Work to complete: Quote, verbatim, all material below, without pictures.

------------------------------------

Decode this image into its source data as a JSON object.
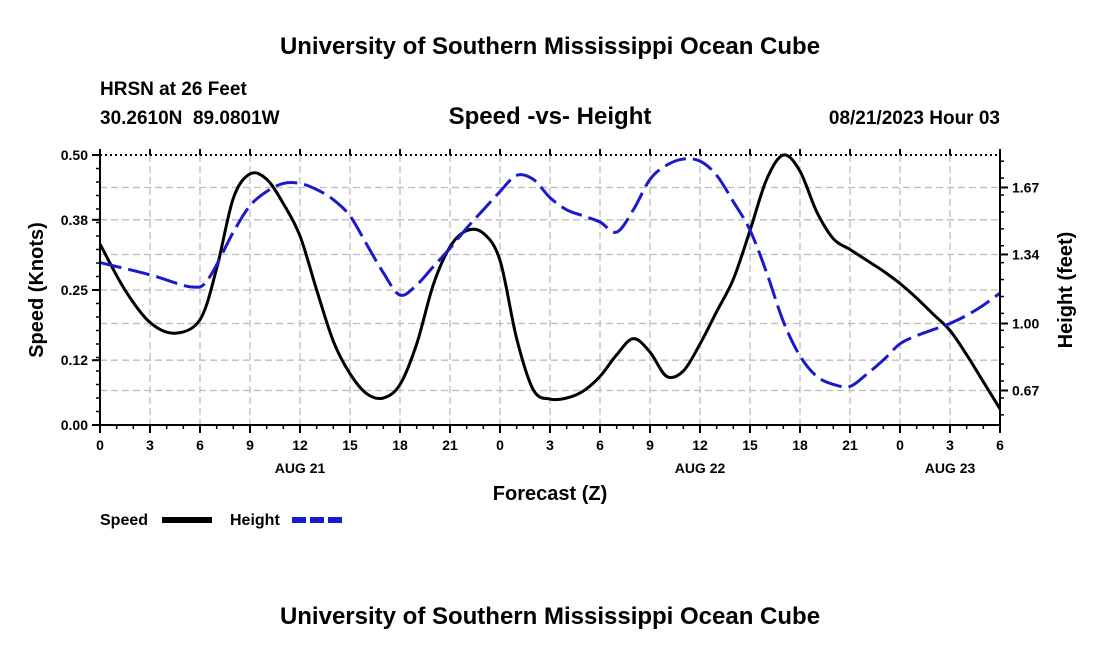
{
  "title": "University of Southern Mississippi Ocean Cube",
  "footer_title": "University of Southern Mississippi Ocean Cube",
  "station": {
    "name": "HRSN at 26 Feet",
    "coords": "30.2610N  89.0801W"
  },
  "chart_subtitle": "Speed -vs- Height",
  "timestamp": "08/21/2023 Hour 03",
  "colors": {
    "speed": "#000000",
    "height": "#1a1acc",
    "grid": "#bdbdbd",
    "axis": "#000000"
  },
  "chart_data": {
    "type": "line",
    "title": "Speed -vs- Height",
    "xlabel": "Forecast (Z)",
    "ylabel": "Speed (Knots)",
    "y2label": "Height (feet)",
    "xlim": [
      0,
      54
    ],
    "ylim": [
      0,
      0.5
    ],
    "y2lim": [
      0.5,
      1.83
    ],
    "x_ticks": [
      0,
      3,
      6,
      9,
      12,
      15,
      18,
      21,
      24,
      27,
      30,
      33,
      36,
      39,
      42,
      45,
      48,
      51,
      54
    ],
    "x_tick_labels": [
      "0",
      "3",
      "6",
      "9",
      "12",
      "15",
      "18",
      "21",
      "0",
      "3",
      "6",
      "9",
      "12",
      "15",
      "18",
      "21",
      "0",
      "3",
      "6"
    ],
    "date_labels": [
      {
        "x": 12,
        "label": "AUG 21"
      },
      {
        "x": 36,
        "label": "AUG 22"
      },
      {
        "x": 51,
        "label": "AUG 23"
      }
    ],
    "y_ticks": [
      0.0,
      0.12,
      0.25,
      0.38,
      0.5
    ],
    "y_tick_labels": [
      "0.00",
      "0.12",
      "0.25",
      "0.38",
      "0.50"
    ],
    "y2_ticks": [
      0.67,
      1.0,
      1.34,
      1.67
    ],
    "y2_tick_labels": [
      "0.67",
      "1.00",
      "1.34",
      "1.67"
    ],
    "grid": true,
    "legend": [
      "Speed",
      "Height"
    ],
    "series": [
      {
        "name": "Speed",
        "axis": "left",
        "style": "solid",
        "x": [
          0,
          1.5,
          3,
          4.5,
          6,
          7,
          8,
          9,
          10,
          11,
          12,
          13,
          14,
          15,
          16,
          17,
          18,
          19,
          20,
          21,
          22,
          23,
          24,
          25,
          26,
          27,
          28,
          29,
          30,
          31,
          32,
          33,
          34,
          35,
          36,
          37,
          38,
          39,
          40,
          41,
          42,
          43,
          44,
          45,
          46,
          47,
          48,
          49,
          50,
          51,
          52,
          53,
          54
        ],
        "values": [
          0.335,
          0.25,
          0.19,
          0.17,
          0.195,
          0.29,
          0.42,
          0.465,
          0.455,
          0.41,
          0.35,
          0.25,
          0.155,
          0.095,
          0.058,
          0.05,
          0.075,
          0.15,
          0.26,
          0.33,
          0.36,
          0.355,
          0.305,
          0.16,
          0.065,
          0.048,
          0.05,
          0.063,
          0.09,
          0.13,
          0.16,
          0.135,
          0.09,
          0.1,
          0.15,
          0.21,
          0.27,
          0.36,
          0.455,
          0.5,
          0.47,
          0.395,
          0.345,
          0.325,
          0.305,
          0.285,
          0.262,
          0.235,
          0.205,
          0.175,
          0.13,
          0.08,
          0.03
        ]
      },
      {
        "name": "Height",
        "axis": "right",
        "style": "dashed",
        "x": [
          0,
          3,
          5.5,
          6.5,
          8,
          9,
          10,
          11,
          12,
          13,
          14,
          15,
          16,
          17,
          18,
          19,
          20,
          21,
          22,
          23,
          24,
          25,
          26,
          27,
          28,
          29,
          30,
          31,
          32,
          33,
          34,
          35,
          36,
          37,
          38,
          39,
          40,
          41,
          42,
          43,
          44,
          45,
          46,
          47,
          48,
          49,
          50,
          51,
          52,
          53,
          54
        ],
        "values": [
          1.3,
          1.24,
          1.18,
          1.22,
          1.45,
          1.58,
          1.65,
          1.69,
          1.69,
          1.66,
          1.61,
          1.53,
          1.39,
          1.25,
          1.14,
          1.19,
          1.28,
          1.37,
          1.47,
          1.56,
          1.65,
          1.73,
          1.71,
          1.62,
          1.56,
          1.53,
          1.5,
          1.45,
          1.56,
          1.71,
          1.78,
          1.81,
          1.8,
          1.73,
          1.6,
          1.46,
          1.25,
          1.01,
          0.84,
          0.74,
          0.7,
          0.69,
          0.75,
          0.82,
          0.9,
          0.94,
          0.97,
          1.0,
          1.04,
          1.09,
          1.15
        ]
      }
    ]
  }
}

------------------------------------

Exercise answer:
Decode this image into its source data as a JSON object.
{
  "title": "University of Southern Mississippi Ocean Cube",
  "footer_title": "University of Southern Mississippi Ocean Cube",
  "station": {
    "name": "HRSN at 26 Feet",
    "coords": "30.2610N  89.0801W"
  },
  "chart_subtitle": "Speed -vs- Height",
  "timestamp": "08/21/2023 Hour 03",
  "colors": {
    "speed": "#000000",
    "height": "#1a1acc",
    "grid": "#bdbdbd",
    "axis": "#000000"
  },
  "chart_data": {
    "type": "line",
    "title": "Speed -vs- Height",
    "xlabel": "Forecast (Z)",
    "ylabel": "Speed (Knots)",
    "y2label": "Height (feet)",
    "xlim": [
      0,
      54
    ],
    "ylim": [
      0,
      0.5
    ],
    "y2lim": [
      0.5,
      1.83
    ],
    "x_ticks": [
      0,
      3,
      6,
      9,
      12,
      15,
      18,
      21,
      24,
      27,
      30,
      33,
      36,
      39,
      42,
      45,
      48,
      51,
      54
    ],
    "x_tick_labels": [
      "0",
      "3",
      "6",
      "9",
      "12",
      "15",
      "18",
      "21",
      "0",
      "3",
      "6",
      "9",
      "12",
      "15",
      "18",
      "21",
      "0",
      "3",
      "6"
    ],
    "date_labels": [
      {
        "x": 12,
        "label": "AUG 21"
      },
      {
        "x": 36,
        "label": "AUG 22"
      },
      {
        "x": 51,
        "label": "AUG 23"
      }
    ],
    "y_ticks": [
      0.0,
      0.12,
      0.25,
      0.38,
      0.5
    ],
    "y_tick_labels": [
      "0.00",
      "0.12",
      "0.25",
      "0.38",
      "0.50"
    ],
    "y2_ticks": [
      0.67,
      1.0,
      1.34,
      1.67
    ],
    "y2_tick_labels": [
      "0.67",
      "1.00",
      "1.34",
      "1.67"
    ],
    "grid": true,
    "legend": [
      "Speed",
      "Height"
    ],
    "series": [
      {
        "name": "Speed",
        "axis": "left",
        "style": "solid",
        "x": [
          0,
          1.5,
          3,
          4.5,
          6,
          7,
          8,
          9,
          10,
          11,
          12,
          13,
          14,
          15,
          16,
          17,
          18,
          19,
          20,
          21,
          22,
          23,
          24,
          25,
          26,
          27,
          28,
          29,
          30,
          31,
          32,
          33,
          34,
          35,
          36,
          37,
          38,
          39,
          40,
          41,
          42,
          43,
          44,
          45,
          46,
          47,
          48,
          49,
          50,
          51,
          52,
          53,
          54
        ],
        "values": [
          0.335,
          0.25,
          0.19,
          0.17,
          0.195,
          0.29,
          0.42,
          0.465,
          0.455,
          0.41,
          0.35,
          0.25,
          0.155,
          0.095,
          0.058,
          0.05,
          0.075,
          0.15,
          0.26,
          0.33,
          0.36,
          0.355,
          0.305,
          0.16,
          0.065,
          0.048,
          0.05,
          0.063,
          0.09,
          0.13,
          0.16,
          0.135,
          0.09,
          0.1,
          0.15,
          0.21,
          0.27,
          0.36,
          0.455,
          0.5,
          0.47,
          0.395,
          0.345,
          0.325,
          0.305,
          0.285,
          0.262,
          0.235,
          0.205,
          0.175,
          0.13,
          0.08,
          0.03
        ]
      },
      {
        "name": "Height",
        "axis": "right",
        "style": "dashed",
        "x": [
          0,
          3,
          5.5,
          6.5,
          8,
          9,
          10,
          11,
          12,
          13,
          14,
          15,
          16,
          17,
          18,
          19,
          20,
          21,
          22,
          23,
          24,
          25,
          26,
          27,
          28,
          29,
          30,
          31,
          32,
          33,
          34,
          35,
          36,
          37,
          38,
          39,
          40,
          41,
          42,
          43,
          44,
          45,
          46,
          47,
          48,
          49,
          50,
          51,
          52,
          53,
          54
        ],
        "values": [
          1.3,
          1.24,
          1.18,
          1.22,
          1.45,
          1.58,
          1.65,
          1.69,
          1.69,
          1.66,
          1.61,
          1.53,
          1.39,
          1.25,
          1.14,
          1.19,
          1.28,
          1.37,
          1.47,
          1.56,
          1.65,
          1.73,
          1.71,
          1.62,
          1.56,
          1.53,
          1.5,
          1.45,
          1.56,
          1.71,
          1.78,
          1.81,
          1.8,
          1.73,
          1.6,
          1.46,
          1.25,
          1.01,
          0.84,
          0.74,
          0.7,
          0.69,
          0.75,
          0.82,
          0.9,
          0.94,
          0.97,
          1.0,
          1.04,
          1.09,
          1.15
        ]
      }
    ]
  }
}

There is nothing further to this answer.